== Work instructions ==
Go through the material below and copy all lines with "financování".
[Start Data for this exercise]
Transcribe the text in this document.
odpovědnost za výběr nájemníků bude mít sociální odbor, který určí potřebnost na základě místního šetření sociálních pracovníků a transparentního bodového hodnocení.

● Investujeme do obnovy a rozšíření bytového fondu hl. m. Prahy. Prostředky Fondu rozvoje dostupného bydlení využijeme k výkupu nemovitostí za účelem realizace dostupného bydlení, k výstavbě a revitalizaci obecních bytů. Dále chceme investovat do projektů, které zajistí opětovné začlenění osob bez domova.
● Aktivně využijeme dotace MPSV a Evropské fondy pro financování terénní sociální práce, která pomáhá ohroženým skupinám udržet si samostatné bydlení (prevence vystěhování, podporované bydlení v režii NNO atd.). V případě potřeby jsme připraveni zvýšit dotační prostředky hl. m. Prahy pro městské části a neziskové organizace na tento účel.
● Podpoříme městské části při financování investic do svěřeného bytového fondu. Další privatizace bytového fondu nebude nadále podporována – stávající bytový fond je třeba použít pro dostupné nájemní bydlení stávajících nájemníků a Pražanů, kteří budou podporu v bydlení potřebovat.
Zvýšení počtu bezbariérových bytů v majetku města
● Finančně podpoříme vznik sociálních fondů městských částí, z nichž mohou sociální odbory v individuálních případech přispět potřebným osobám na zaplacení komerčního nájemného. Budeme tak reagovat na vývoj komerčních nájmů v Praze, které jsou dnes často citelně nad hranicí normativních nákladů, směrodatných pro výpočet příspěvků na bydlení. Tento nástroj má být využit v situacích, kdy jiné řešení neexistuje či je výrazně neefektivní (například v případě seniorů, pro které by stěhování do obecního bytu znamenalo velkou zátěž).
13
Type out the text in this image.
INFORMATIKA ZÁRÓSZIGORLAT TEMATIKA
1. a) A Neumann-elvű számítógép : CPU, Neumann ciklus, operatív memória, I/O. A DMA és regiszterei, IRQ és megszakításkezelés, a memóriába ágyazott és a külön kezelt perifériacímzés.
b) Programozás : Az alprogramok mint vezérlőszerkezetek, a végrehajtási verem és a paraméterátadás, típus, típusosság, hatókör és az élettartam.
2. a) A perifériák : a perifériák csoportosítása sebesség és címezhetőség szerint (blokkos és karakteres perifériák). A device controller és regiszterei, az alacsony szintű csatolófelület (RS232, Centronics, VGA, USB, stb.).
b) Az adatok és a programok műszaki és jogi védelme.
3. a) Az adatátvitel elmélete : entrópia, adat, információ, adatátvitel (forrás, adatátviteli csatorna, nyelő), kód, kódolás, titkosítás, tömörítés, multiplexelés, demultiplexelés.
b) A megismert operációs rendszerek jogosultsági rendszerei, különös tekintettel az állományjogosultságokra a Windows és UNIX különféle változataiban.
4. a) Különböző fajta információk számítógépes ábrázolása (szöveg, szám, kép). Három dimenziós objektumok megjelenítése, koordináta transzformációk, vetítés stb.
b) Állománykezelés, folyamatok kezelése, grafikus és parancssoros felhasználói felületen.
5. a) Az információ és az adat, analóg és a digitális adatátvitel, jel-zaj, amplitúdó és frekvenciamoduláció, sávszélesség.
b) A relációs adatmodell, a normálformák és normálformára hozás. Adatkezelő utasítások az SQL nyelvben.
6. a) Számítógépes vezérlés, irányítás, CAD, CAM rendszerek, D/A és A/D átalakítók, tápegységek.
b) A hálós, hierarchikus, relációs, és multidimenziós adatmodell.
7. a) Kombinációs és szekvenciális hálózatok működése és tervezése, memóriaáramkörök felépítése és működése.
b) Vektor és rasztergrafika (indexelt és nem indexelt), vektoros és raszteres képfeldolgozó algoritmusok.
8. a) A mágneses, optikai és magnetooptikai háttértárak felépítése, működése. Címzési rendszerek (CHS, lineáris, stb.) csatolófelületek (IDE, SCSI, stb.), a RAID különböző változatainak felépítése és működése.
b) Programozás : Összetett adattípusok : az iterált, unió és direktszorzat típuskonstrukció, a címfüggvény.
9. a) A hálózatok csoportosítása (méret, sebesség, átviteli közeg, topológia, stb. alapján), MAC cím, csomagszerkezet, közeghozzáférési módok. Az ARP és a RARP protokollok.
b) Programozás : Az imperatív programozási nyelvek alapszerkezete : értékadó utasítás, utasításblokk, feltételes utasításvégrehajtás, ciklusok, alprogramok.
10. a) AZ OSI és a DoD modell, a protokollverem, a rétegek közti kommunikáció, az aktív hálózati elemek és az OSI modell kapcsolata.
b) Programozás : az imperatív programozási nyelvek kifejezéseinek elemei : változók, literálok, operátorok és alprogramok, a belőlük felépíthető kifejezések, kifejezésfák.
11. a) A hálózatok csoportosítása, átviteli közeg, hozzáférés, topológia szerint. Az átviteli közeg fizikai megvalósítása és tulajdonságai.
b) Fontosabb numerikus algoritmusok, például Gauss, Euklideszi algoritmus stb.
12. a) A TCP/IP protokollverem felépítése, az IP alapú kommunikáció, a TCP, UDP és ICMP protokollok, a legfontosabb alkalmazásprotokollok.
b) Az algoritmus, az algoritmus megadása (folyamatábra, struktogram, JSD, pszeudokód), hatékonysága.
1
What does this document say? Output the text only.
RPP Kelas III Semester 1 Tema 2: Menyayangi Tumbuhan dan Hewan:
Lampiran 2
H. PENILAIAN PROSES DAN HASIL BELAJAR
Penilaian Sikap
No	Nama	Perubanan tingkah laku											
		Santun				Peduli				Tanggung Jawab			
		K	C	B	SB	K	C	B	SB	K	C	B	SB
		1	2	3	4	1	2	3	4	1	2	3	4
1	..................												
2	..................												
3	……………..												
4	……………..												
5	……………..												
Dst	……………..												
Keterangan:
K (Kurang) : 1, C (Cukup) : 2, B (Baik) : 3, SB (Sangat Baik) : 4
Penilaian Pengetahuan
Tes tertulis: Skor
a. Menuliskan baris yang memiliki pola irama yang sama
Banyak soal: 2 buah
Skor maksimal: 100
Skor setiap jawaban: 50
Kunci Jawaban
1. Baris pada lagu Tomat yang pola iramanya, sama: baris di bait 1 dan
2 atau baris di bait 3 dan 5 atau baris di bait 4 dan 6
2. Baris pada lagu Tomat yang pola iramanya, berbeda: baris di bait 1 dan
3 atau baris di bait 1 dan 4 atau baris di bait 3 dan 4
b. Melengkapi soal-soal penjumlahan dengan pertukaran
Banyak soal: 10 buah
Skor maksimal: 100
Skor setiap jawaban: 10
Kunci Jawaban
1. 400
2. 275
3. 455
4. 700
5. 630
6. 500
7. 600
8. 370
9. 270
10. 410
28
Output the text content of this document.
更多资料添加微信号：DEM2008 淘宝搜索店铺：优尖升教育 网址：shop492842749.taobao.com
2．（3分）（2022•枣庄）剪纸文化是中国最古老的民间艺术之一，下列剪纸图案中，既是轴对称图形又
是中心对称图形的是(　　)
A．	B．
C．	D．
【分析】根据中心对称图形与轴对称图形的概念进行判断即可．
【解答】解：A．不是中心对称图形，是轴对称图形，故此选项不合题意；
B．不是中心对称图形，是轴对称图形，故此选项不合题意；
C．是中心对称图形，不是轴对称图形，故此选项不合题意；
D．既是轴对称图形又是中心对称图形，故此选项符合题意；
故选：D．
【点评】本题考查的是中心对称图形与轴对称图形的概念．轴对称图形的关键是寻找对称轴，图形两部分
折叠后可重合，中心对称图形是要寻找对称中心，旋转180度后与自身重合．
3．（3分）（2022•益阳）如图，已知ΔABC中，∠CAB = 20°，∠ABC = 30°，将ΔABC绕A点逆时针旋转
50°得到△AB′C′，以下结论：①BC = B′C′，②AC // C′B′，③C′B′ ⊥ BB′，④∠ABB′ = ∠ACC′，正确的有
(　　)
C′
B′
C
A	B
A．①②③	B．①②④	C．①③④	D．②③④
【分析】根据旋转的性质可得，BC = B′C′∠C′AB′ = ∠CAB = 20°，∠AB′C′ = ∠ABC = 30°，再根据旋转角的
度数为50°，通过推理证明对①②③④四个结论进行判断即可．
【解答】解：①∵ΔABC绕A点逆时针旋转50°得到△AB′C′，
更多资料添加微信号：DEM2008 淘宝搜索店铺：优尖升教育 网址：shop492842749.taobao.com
[End Data for this exercise]
== Full output ==
● Aktivně využijeme dotace MPSV a Evropské fondy pro financování terénní sociální práce, která pomáhá ohroženým skupinám udržet si samostatné bydlení (prevence vystěhování, podporované bydlení v režii NNO atd.). V případě potřeby jsme připraveni zvýšit dotační prostředky hl. m. Prahy pro městské části a neziskové organizace na tento účel.
● Podpoříme městské části při financování investic do svěřeného bytového fondu. Další privatizace bytového fondu nebude nadále podporována – stávající bytový fond je třeba použít pro dostupné nájemní bydlení stávajících nájemníků a Pražanů, kteří budou podporu v bydlení potřebovat.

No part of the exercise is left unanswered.